Look through the entries below, please, and copy every line with the word "List".

[Records shown Boundary: Start]

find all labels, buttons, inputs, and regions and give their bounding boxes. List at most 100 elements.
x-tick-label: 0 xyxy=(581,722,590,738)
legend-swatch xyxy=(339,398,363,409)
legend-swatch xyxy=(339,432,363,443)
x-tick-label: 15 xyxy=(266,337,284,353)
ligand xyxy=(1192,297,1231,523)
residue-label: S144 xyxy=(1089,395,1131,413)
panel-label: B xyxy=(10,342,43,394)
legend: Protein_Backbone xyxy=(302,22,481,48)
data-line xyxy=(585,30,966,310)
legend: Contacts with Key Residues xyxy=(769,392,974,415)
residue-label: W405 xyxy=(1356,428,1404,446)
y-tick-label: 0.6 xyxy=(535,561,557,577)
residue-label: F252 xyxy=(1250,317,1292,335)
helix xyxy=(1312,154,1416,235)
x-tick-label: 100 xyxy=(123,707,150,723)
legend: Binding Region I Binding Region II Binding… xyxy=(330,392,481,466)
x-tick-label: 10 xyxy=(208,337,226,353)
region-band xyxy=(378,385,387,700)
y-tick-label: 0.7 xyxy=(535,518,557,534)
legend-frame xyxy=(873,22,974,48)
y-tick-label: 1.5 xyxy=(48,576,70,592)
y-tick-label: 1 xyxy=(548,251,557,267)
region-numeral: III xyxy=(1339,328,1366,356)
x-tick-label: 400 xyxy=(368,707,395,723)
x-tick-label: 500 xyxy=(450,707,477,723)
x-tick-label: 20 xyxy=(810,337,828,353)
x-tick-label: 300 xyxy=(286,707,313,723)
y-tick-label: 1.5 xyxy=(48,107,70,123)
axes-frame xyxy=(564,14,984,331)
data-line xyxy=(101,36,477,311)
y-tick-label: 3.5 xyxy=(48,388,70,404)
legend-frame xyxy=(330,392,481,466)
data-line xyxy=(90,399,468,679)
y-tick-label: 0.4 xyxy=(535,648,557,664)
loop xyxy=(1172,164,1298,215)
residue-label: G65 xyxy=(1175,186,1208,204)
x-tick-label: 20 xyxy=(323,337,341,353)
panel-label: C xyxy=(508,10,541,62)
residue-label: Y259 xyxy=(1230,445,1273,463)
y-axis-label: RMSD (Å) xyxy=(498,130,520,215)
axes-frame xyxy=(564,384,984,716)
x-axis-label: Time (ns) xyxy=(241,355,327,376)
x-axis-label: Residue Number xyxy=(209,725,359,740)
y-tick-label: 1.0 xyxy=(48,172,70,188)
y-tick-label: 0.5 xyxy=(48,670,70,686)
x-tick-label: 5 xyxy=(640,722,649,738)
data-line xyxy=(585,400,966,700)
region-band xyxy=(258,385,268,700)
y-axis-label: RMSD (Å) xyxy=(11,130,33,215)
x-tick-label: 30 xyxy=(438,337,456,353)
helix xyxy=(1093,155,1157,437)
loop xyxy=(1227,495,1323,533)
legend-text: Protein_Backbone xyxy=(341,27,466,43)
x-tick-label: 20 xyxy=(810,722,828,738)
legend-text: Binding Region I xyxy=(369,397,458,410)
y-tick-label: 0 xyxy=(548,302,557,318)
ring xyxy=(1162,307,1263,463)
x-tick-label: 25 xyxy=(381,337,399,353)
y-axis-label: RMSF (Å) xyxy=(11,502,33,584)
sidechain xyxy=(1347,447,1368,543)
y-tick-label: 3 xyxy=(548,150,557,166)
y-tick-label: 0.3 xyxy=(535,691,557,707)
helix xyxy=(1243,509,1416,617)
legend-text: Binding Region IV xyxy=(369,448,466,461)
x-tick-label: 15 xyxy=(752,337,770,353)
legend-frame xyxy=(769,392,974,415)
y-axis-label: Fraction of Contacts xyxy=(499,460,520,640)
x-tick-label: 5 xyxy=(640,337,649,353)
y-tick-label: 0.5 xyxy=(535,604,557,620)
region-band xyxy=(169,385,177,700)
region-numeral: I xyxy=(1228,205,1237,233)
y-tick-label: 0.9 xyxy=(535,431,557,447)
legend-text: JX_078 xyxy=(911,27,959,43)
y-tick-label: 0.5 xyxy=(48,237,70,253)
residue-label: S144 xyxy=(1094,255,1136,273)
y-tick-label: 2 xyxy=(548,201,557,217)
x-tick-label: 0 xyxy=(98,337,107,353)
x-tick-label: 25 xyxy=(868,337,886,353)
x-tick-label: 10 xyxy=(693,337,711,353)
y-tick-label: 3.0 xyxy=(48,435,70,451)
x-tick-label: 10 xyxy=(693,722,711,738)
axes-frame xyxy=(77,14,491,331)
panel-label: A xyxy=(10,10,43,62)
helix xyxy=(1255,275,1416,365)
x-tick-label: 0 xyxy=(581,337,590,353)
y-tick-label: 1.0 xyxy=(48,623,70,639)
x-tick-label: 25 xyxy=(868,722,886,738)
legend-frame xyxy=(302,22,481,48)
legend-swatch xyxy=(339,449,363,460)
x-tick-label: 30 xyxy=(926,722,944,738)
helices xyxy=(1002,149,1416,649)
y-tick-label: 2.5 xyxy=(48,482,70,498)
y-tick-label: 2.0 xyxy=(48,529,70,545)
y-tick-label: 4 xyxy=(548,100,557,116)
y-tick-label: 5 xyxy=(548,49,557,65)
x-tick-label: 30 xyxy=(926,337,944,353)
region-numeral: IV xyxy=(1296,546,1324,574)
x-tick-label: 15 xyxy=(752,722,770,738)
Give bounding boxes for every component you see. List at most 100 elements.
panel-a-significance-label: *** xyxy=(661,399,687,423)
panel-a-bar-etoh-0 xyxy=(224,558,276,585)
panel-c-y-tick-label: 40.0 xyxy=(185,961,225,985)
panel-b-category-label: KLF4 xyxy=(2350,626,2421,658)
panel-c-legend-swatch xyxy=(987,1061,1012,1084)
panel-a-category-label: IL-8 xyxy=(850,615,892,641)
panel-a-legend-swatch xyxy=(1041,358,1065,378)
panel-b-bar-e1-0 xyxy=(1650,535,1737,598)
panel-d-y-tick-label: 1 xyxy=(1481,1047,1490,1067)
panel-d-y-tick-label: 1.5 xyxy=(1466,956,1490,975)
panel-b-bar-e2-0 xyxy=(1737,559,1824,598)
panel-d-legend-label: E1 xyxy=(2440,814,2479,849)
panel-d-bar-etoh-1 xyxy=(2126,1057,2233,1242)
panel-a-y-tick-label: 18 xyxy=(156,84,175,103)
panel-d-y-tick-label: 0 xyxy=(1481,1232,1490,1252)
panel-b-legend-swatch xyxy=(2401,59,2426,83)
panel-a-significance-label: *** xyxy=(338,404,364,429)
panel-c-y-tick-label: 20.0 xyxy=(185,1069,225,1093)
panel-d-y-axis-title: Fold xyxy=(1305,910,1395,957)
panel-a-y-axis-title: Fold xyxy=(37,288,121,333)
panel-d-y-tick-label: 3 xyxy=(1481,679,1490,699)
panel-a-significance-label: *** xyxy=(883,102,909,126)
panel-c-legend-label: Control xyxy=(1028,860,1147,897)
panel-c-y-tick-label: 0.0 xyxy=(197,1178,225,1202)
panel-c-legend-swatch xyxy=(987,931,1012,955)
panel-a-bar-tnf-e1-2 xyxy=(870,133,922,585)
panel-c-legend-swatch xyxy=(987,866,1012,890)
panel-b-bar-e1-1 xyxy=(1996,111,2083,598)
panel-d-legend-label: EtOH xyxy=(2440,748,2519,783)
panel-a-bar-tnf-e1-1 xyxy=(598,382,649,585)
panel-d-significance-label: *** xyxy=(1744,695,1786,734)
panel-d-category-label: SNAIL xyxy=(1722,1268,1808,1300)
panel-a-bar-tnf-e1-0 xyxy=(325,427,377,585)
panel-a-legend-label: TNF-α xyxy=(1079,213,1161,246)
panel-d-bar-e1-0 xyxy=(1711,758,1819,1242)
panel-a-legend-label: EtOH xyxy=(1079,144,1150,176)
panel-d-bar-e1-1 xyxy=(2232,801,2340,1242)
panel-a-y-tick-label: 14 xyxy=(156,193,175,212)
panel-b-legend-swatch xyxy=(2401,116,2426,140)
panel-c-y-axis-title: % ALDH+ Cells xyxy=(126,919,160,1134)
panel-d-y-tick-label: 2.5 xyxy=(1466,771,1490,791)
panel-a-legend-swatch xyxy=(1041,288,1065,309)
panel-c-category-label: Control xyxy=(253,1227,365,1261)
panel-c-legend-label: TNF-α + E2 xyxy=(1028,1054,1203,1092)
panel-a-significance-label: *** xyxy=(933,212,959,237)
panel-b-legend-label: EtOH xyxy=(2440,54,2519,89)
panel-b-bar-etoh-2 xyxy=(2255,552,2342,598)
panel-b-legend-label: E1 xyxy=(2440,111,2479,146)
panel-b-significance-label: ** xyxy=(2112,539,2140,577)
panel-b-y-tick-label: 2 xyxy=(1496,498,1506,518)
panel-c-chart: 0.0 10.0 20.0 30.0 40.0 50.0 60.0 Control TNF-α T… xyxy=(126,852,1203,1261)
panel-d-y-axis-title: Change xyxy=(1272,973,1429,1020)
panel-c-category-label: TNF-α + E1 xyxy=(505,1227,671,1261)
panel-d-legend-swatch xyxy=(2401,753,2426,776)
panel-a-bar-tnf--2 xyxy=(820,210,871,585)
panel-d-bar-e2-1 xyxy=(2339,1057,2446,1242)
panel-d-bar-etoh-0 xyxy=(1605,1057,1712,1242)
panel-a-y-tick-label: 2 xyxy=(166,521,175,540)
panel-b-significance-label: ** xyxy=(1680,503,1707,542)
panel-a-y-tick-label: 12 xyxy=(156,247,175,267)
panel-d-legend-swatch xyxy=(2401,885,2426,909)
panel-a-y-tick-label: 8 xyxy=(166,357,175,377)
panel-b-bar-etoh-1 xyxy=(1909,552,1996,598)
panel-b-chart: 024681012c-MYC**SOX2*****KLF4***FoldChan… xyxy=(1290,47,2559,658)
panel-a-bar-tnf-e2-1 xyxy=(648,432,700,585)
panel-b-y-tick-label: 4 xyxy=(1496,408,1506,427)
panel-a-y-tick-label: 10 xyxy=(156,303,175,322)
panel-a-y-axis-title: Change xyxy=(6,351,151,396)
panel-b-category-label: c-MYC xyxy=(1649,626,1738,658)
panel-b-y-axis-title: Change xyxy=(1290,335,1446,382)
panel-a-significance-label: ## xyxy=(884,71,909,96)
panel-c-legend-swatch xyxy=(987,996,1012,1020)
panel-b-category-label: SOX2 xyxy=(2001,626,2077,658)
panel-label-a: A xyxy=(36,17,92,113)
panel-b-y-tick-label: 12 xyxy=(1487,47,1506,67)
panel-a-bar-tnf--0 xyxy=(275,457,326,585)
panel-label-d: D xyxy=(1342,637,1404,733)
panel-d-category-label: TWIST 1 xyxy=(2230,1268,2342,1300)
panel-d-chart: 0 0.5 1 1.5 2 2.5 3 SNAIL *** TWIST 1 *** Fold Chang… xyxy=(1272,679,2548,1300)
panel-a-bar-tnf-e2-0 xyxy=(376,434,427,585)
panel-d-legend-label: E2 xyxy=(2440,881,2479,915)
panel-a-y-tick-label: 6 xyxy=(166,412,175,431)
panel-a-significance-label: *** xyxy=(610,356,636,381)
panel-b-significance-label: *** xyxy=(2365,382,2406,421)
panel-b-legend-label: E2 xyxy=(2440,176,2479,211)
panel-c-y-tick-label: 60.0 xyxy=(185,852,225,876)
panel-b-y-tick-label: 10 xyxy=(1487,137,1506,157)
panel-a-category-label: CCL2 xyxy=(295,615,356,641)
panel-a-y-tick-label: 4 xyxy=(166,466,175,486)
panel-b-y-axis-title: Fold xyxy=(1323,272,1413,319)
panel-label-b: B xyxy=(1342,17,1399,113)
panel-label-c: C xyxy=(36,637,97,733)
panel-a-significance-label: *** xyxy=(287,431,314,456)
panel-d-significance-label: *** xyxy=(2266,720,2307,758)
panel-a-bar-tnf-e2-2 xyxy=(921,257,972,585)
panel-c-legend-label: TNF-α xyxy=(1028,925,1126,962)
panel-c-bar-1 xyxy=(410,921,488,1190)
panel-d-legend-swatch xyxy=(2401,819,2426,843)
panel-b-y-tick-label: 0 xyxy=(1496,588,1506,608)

[Records shown Boundary: End]

> Task result
find all labels, buttons, inputs, and regions and give their bounding boxes. List at most 100 elements.
Give bounding boxes for every component you see. List at most 100 elements.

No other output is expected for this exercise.